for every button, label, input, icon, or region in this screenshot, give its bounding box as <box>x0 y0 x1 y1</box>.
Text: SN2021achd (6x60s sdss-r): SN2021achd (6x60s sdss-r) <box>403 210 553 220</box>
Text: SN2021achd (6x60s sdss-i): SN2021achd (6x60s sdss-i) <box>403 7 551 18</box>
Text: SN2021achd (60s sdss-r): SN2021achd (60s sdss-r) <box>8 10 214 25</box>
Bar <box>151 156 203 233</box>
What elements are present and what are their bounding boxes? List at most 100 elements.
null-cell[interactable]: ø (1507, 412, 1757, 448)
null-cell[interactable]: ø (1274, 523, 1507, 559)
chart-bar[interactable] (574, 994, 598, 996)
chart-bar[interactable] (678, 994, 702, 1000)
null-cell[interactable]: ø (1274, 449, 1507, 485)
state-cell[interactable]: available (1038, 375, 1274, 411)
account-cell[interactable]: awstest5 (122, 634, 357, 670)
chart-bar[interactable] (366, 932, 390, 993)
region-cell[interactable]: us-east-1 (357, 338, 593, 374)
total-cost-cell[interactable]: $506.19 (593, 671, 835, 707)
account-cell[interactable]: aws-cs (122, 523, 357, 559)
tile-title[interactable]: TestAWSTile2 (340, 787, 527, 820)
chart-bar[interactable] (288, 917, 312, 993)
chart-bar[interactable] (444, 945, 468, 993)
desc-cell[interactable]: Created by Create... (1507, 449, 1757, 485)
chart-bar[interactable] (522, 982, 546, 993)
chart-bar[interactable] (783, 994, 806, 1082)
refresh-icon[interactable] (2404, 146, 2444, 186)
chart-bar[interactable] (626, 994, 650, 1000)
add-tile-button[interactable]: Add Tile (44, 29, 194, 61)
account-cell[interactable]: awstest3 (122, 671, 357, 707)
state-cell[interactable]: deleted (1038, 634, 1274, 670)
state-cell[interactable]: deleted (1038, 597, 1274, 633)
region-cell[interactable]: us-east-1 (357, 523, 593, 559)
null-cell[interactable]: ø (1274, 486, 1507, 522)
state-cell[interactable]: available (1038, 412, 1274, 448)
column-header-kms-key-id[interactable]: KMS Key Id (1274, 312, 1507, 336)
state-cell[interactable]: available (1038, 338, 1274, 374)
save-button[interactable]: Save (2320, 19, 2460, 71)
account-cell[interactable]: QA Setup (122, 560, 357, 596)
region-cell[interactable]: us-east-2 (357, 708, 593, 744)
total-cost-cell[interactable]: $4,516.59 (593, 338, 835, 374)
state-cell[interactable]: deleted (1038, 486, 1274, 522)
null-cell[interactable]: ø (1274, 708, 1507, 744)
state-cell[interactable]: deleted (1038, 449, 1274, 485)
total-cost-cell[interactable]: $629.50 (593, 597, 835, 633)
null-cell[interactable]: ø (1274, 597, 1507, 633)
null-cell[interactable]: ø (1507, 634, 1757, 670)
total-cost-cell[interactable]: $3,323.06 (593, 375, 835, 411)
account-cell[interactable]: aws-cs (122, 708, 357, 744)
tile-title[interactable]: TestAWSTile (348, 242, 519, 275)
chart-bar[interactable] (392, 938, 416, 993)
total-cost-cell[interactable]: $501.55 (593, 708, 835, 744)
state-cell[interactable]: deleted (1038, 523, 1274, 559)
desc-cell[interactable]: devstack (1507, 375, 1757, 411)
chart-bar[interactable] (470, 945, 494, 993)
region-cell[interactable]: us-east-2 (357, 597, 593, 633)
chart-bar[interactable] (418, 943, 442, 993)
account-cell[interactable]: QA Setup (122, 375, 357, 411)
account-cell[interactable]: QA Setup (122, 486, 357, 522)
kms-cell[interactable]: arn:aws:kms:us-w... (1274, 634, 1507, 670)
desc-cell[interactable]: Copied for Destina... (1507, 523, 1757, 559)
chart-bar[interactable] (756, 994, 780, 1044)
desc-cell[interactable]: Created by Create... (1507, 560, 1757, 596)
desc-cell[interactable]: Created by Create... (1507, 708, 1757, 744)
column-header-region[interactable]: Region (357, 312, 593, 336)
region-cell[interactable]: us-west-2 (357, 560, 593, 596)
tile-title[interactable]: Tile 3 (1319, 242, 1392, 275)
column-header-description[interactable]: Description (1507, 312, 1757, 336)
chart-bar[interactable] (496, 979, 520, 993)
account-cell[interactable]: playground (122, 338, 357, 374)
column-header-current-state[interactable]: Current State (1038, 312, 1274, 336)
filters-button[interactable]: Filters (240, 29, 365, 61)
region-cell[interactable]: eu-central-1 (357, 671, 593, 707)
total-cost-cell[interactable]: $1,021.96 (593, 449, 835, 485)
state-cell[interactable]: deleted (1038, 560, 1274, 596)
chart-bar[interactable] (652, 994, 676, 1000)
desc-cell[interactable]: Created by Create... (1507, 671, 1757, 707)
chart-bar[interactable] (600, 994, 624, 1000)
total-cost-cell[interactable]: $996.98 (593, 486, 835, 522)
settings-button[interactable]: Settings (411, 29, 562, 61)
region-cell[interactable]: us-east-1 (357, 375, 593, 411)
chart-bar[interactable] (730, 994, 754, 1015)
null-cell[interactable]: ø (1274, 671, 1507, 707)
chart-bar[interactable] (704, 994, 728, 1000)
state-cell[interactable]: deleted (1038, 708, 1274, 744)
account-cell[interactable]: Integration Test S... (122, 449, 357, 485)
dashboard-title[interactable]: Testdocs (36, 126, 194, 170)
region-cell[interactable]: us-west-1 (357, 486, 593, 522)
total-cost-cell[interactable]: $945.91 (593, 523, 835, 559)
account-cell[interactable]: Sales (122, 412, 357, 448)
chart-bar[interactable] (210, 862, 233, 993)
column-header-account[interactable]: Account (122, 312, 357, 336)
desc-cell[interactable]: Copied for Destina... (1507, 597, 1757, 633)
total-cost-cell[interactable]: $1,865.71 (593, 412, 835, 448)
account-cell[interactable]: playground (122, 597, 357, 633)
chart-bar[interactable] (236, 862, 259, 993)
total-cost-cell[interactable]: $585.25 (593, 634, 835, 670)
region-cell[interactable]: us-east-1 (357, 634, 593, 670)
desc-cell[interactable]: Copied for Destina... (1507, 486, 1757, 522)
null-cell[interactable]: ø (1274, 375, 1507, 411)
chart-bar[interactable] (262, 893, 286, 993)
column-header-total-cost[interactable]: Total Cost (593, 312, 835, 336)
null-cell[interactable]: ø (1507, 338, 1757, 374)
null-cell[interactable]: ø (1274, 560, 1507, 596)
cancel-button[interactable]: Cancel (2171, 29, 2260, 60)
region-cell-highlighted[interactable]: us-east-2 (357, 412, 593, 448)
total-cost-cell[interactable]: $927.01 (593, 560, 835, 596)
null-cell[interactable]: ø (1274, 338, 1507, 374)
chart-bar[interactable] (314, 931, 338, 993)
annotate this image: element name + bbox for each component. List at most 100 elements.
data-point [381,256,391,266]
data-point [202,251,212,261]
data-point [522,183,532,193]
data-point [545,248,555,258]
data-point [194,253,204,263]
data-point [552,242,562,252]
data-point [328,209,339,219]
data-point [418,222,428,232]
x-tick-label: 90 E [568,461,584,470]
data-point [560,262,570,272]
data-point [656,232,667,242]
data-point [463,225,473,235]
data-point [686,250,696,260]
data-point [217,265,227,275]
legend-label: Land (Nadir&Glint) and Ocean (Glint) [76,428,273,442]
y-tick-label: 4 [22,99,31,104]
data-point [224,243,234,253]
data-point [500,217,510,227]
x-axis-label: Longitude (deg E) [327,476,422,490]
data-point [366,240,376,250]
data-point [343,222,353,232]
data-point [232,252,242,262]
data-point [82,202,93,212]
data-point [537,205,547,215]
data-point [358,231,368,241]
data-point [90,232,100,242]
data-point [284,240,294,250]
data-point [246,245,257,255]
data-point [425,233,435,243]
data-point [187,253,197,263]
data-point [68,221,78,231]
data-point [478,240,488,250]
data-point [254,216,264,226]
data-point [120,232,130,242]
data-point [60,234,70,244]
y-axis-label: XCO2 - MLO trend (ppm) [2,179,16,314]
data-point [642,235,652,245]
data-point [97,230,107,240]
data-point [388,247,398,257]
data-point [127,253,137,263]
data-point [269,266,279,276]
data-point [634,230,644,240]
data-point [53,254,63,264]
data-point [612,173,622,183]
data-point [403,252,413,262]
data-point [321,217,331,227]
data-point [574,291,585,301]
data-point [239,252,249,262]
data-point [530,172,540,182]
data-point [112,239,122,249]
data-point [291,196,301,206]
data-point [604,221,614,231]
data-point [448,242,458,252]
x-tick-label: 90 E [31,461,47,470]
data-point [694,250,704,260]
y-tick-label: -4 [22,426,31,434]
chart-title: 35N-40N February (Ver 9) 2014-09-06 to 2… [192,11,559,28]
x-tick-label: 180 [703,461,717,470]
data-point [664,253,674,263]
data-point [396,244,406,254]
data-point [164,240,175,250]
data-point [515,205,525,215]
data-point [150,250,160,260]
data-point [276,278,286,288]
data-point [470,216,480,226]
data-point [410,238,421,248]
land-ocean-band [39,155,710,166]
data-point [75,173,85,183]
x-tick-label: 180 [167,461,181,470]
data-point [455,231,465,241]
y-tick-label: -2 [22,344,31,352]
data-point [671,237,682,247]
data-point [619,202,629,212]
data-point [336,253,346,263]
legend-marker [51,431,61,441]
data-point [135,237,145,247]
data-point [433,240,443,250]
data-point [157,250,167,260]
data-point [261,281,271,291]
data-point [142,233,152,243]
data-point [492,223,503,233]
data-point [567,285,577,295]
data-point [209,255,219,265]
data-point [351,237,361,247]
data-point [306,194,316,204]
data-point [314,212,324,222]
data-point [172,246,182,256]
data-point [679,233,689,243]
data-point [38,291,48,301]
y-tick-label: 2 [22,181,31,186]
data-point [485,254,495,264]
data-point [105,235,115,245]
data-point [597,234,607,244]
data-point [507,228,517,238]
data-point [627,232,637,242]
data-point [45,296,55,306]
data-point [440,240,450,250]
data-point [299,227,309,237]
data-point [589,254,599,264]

++++++++++++++++++++

— EXERCISE PROMPT —
Can you reproduce the material verbatim, from its first line up to and including the line with "chart-bar[interactable] (626, 994, 650, 1000)"?

— SOLUTION FOR THIS TASK —
for every button, label, input, icon, or region in this screenshot, give its bounding box as <box>x0 y0 x1 y1</box>.
Text: SN2021achd (6x60s sdss-r): SN2021achd (6x60s sdss-r) <box>403 210 553 220</box>
Text: SN2021achd (6x60s sdss-i): SN2021achd (6x60s sdss-i) <box>403 7 551 18</box>
Text: SN2021achd (60s sdss-r): SN2021achd (60s sdss-r) <box>8 10 214 25</box>
Bar <box>151 156 203 233</box>
What elements are present and what are their bounding boxes? List at most 100 elements.
null-cell[interactable]: ø (1507, 412, 1757, 448)
null-cell[interactable]: ø (1274, 523, 1507, 559)
chart-bar[interactable] (574, 994, 598, 996)
chart-bar[interactable] (678, 994, 702, 1000)
null-cell[interactable]: ø (1274, 449, 1507, 485)
state-cell[interactable]: available (1038, 375, 1274, 411)
account-cell[interactable]: awstest5 (122, 634, 357, 670)
chart-bar[interactable] (366, 932, 390, 993)
region-cell[interactable]: us-east-1 (357, 338, 593, 374)
total-cost-cell[interactable]: $506.19 (593, 671, 835, 707)
account-cell[interactable]: aws-cs (122, 523, 357, 559)
tile-title[interactable]: TestAWSTile2 (340, 787, 527, 820)
chart-bar[interactable] (288, 917, 312, 993)
chart-bar[interactable] (444, 945, 468, 993)
desc-cell[interactable]: Created by Create... (1507, 449, 1757, 485)
chart-bar[interactable] (522, 982, 546, 993)
chart-bar[interactable] (783, 994, 806, 1082)
refresh-icon[interactable] (2404, 146, 2444, 186)
chart-bar[interactable] (626, 994, 650, 1000)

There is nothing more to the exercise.